▸ **Written problem**: Rename "evnbttr.com" to "example.org" throughout the material below, then write out every line again with nothing else changed.

▸ **Entries provided**:

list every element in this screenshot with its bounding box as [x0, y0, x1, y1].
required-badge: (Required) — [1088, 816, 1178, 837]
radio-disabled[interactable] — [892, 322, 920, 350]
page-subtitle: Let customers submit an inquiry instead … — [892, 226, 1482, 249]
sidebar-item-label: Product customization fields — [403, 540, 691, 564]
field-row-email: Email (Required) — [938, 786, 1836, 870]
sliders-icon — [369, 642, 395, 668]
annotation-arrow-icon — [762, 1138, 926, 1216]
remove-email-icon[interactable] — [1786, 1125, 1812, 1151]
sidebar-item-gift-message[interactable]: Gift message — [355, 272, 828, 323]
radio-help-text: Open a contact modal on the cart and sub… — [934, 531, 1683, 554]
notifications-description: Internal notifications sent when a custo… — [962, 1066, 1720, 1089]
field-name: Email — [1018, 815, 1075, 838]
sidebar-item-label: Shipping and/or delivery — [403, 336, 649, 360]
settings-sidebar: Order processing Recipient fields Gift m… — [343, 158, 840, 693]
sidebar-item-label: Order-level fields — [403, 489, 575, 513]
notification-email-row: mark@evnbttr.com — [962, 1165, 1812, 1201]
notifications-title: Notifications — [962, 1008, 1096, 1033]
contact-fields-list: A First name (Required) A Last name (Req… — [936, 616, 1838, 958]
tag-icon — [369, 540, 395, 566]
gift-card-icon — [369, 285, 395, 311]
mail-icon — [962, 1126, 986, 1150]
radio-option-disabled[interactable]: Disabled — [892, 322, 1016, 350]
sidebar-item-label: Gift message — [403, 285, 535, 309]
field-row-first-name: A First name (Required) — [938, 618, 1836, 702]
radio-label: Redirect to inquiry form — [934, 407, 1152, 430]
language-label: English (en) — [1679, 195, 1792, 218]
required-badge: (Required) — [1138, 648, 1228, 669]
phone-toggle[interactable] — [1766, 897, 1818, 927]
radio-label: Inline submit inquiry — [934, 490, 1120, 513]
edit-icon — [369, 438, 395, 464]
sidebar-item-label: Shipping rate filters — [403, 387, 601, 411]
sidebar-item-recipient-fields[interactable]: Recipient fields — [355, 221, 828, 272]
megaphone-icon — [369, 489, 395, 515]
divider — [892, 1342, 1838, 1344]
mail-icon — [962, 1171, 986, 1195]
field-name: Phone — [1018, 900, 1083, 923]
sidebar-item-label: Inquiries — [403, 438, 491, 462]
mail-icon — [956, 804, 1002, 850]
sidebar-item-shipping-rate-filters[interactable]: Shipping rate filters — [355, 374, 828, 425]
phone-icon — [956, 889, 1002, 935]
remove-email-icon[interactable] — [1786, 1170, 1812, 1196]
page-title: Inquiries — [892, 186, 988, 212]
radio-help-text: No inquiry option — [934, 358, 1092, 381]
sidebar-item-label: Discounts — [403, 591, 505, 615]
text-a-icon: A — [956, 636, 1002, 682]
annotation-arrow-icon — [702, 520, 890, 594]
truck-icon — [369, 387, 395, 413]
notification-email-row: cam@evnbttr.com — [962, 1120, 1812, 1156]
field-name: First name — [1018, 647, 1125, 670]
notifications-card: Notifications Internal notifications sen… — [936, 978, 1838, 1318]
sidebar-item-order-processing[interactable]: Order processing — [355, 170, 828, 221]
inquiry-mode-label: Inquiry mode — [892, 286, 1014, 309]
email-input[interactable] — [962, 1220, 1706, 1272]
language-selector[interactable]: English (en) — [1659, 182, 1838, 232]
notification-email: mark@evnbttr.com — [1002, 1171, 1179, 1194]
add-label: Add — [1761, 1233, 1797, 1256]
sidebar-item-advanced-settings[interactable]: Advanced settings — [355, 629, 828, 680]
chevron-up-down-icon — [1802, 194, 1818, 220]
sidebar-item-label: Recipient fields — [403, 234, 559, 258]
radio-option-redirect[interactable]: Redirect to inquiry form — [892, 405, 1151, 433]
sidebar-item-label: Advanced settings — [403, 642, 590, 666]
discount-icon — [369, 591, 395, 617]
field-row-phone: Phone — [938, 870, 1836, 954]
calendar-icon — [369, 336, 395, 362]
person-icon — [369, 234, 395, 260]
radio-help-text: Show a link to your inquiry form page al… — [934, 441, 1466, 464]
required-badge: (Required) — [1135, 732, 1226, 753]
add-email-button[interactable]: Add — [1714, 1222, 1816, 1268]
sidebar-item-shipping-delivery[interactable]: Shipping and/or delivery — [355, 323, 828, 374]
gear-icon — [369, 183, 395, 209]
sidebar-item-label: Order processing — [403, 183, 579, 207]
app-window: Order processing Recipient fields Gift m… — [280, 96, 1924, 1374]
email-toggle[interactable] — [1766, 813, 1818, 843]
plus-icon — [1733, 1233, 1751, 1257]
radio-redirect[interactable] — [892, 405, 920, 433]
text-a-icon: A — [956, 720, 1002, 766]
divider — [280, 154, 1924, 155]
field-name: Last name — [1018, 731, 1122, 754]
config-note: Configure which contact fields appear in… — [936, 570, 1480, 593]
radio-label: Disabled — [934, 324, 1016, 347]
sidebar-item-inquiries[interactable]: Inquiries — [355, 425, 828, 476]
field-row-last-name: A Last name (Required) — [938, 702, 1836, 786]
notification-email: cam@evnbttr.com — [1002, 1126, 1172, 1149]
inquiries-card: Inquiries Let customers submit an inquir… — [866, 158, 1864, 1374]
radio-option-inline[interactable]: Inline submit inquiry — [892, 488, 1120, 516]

▸ **Answer to this problem**:
list every element in this screenshot with its bounding box as [x0, y0, x1, y1].
required-badge: (Required) — [1088, 816, 1178, 837]
radio-disabled[interactable] — [892, 322, 920, 350]
page-subtitle: Let customers submit an inquiry instead … — [892, 226, 1482, 249]
sidebar-item-label: Product customization fields — [403, 540, 691, 564]
field-row-email: Email (Required) — [938, 786, 1836, 870]
sliders-icon — [369, 642, 395, 668]
annotation-arrow-icon — [762, 1138, 926, 1216]
remove-email-icon[interactable] — [1786, 1125, 1812, 1151]
sidebar-item-gift-message[interactable]: Gift message — [355, 272, 828, 323]
radio-help-text: Open a contact modal on the cart and sub… — [934, 531, 1683, 554]
notifications-description: Internal notifications sent when a custo… — [962, 1066, 1720, 1089]
field-name: Email — [1018, 815, 1075, 838]
sidebar-item-label: Shipping and/or delivery — [403, 336, 649, 360]
settings-sidebar: Order processing Recipient fields Gift m… — [343, 158, 840, 693]
sidebar-item-label: Order-level fields — [403, 489, 575, 513]
notification-email-row: mark@example.org — [962, 1165, 1812, 1201]
notifications-title: Notifications — [962, 1008, 1096, 1033]
contact-fields-list: A First name (Required) A Last name (Req… — [936, 616, 1838, 958]
tag-icon — [369, 540, 395, 566]
gift-card-icon — [369, 285, 395, 311]
mail-icon — [962, 1126, 986, 1150]
radio-option-disabled[interactable]: Disabled — [892, 322, 1016, 350]
sidebar-item-label: Gift message — [403, 285, 535, 309]
field-row-first-name: A First name (Required) — [938, 618, 1836, 702]
radio-label: Redirect to inquiry form — [934, 407, 1152, 430]
language-label: English (en) — [1679, 195, 1792, 218]
required-badge: (Required) — [1138, 648, 1228, 669]
phone-toggle[interactable] — [1766, 897, 1818, 927]
radio-label: Inline submit inquiry — [934, 490, 1120, 513]
edit-icon — [369, 438, 395, 464]
sidebar-item-label: Shipping rate filters — [403, 387, 601, 411]
sidebar-item-recipient-fields[interactable]: Recipient fields — [355, 221, 828, 272]
megaphone-icon — [369, 489, 395, 515]
divider — [892, 1342, 1838, 1344]
mail-icon — [962, 1171, 986, 1195]
field-name: Phone — [1018, 900, 1083, 923]
sidebar-item-label: Inquiries — [403, 438, 491, 462]
mail-icon — [956, 804, 1002, 850]
sidebar-item-shipping-rate-filters[interactable]: Shipping rate filters — [355, 374, 828, 425]
phone-icon — [956, 889, 1002, 935]
remove-email-icon[interactable] — [1786, 1170, 1812, 1196]
page-title: Inquiries — [892, 186, 988, 212]
radio-help-text: No inquiry option — [934, 358, 1092, 381]
sidebar-item-label: Discounts — [403, 591, 505, 615]
text-a-icon: A — [956, 636, 1002, 682]
annotation-arrow-icon — [702, 520, 890, 594]
truck-icon — [369, 387, 395, 413]
notification-email-row: cam@example.org — [962, 1120, 1812, 1156]
field-name: First name — [1018, 647, 1125, 670]
notifications-card: Notifications Internal notifications sen… — [936, 978, 1838, 1318]
sidebar-item-order-processing[interactable]: Order processing — [355, 170, 828, 221]
inquiry-mode-label: Inquiry mode — [892, 286, 1014, 309]
email-input[interactable] — [962, 1220, 1706, 1272]
language-selector[interactable]: English (en) — [1659, 182, 1838, 232]
notification-email: mark@example.org — [1002, 1171, 1179, 1194]
add-label: Add — [1761, 1233, 1797, 1256]
sidebar-item-advanced-settings[interactable]: Advanced settings — [355, 629, 828, 680]
chevron-up-down-icon — [1802, 194, 1818, 220]
sidebar-item-label: Recipient fields — [403, 234, 559, 258]
radio-option-redirect[interactable]: Redirect to inquiry form — [892, 405, 1151, 433]
sidebar-item-label: Advanced settings — [403, 642, 590, 666]
discount-icon — [369, 591, 395, 617]
field-row-phone: Phone — [938, 870, 1836, 954]
calendar-icon — [369, 336, 395, 362]
person-icon — [369, 234, 395, 260]
radio-help-text: Show a link to your inquiry form page al… — [934, 441, 1466, 464]
required-badge: (Required) — [1135, 732, 1226, 753]
add-email-button[interactable]: Add — [1714, 1222, 1816, 1268]
sidebar-item-shipping-delivery[interactable]: Shipping and/or delivery — [355, 323, 828, 374]
gear-icon — [369, 183, 395, 209]
sidebar-item-label: Order processing — [403, 183, 579, 207]
app-window: Order processing Recipient fields Gift m… — [280, 96, 1924, 1374]
email-toggle[interactable] — [1766, 813, 1818, 843]
plus-icon — [1733, 1233, 1751, 1257]
radio-redirect[interactable] — [892, 405, 920, 433]
text-a-icon: A — [956, 720, 1002, 766]
divider — [280, 154, 1924, 155]
field-name: Last name — [1018, 731, 1122, 754]
config-note: Configure which contact fields appear in… — [936, 570, 1480, 593]
radio-label: Disabled — [934, 324, 1016, 347]
sidebar-item-inquiries[interactable]: Inquiries — [355, 425, 828, 476]
field-row-last-name: A Last name (Required) — [938, 702, 1836, 786]
notification-email: cam@example.org — [1002, 1126, 1172, 1149]
inquiries-card: Inquiries Let customers submit an inquir… — [866, 158, 1864, 1374]
radio-option-inline[interactable]: Inline submit inquiry — [892, 488, 1120, 516]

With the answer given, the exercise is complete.